▶ **WHAT THE TASK REQUIRES**: Find all lines in the records that include the word "себя", and copy them out.

# ENTRIES start

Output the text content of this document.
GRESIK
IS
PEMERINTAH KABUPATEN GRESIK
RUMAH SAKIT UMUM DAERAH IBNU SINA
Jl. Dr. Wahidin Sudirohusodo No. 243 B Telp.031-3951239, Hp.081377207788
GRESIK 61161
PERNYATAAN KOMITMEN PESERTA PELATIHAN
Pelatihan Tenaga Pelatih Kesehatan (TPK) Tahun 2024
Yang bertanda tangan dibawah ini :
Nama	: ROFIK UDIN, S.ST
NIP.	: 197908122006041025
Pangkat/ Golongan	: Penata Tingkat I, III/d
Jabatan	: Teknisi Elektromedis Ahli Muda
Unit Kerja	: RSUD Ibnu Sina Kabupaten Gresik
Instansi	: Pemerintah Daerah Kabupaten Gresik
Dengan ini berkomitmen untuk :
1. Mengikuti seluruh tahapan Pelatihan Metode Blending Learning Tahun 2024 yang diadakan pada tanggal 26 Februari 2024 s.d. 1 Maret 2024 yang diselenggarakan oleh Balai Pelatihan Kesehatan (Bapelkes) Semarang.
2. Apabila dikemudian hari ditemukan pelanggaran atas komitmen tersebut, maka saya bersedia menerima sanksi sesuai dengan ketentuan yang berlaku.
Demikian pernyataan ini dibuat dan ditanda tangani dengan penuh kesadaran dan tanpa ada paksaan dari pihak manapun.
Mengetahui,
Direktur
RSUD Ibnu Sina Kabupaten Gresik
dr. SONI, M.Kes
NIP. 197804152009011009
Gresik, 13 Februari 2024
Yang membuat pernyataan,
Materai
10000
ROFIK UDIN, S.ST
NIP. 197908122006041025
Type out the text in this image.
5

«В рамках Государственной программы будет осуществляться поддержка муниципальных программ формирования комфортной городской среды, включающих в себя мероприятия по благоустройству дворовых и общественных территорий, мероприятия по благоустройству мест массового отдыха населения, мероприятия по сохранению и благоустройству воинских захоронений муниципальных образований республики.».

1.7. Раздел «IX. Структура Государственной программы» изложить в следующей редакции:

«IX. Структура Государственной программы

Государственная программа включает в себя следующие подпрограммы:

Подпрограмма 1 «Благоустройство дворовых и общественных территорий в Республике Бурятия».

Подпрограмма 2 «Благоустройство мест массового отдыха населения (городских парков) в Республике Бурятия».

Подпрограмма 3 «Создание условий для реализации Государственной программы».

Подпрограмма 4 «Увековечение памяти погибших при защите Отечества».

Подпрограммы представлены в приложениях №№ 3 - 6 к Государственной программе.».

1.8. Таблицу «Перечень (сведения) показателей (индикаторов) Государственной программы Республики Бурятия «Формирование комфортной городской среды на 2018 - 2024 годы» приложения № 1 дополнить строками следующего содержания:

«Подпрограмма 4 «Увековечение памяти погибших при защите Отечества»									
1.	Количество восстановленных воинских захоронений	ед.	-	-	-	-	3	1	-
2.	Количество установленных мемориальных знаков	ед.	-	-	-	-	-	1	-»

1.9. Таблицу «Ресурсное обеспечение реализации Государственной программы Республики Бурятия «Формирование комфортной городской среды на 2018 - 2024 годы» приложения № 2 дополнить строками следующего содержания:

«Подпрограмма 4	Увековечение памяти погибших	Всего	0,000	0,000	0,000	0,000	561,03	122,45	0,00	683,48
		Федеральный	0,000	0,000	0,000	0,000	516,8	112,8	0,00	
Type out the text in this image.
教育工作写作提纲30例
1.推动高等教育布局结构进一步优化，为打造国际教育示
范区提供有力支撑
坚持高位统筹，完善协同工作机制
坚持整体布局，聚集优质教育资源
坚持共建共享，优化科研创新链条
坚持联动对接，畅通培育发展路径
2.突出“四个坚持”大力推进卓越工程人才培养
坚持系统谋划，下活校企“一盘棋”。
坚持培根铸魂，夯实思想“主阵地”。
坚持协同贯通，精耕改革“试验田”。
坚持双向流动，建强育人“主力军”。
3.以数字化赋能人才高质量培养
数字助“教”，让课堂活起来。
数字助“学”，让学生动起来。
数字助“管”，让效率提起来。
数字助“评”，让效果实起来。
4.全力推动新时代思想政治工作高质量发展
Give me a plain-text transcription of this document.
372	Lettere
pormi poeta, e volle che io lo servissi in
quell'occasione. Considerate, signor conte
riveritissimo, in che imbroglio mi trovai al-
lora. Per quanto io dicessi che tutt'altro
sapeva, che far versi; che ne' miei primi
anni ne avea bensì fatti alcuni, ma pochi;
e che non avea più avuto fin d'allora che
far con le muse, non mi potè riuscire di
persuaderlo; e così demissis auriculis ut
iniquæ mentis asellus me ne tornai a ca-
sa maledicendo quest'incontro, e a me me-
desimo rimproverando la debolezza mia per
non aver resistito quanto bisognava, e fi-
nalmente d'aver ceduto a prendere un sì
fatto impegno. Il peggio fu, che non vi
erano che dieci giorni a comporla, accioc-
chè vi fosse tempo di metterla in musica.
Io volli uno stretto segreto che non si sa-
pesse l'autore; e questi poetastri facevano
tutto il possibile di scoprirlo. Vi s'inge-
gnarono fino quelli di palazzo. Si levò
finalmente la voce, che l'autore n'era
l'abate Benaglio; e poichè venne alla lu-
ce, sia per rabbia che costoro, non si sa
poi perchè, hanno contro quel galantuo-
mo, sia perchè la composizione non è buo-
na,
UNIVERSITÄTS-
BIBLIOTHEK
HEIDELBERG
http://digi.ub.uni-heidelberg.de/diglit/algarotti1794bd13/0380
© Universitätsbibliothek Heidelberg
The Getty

# ENTRIES end

▶ **THE COMPLETED TASK**:
«В рамках Государственной программы будет осуществляться поддержка муниципальных программ формирования комфортной городской среды, включающих в себя мероприятия по благоустройству дворовых и общественных территорий, мероприятия по благоустройству мест массового отдыха населения, мероприятия по сохранению и благоустройству воинских захоронений муниципальных образований республики.».
Государственная программа включает в себя следующие подпрограммы:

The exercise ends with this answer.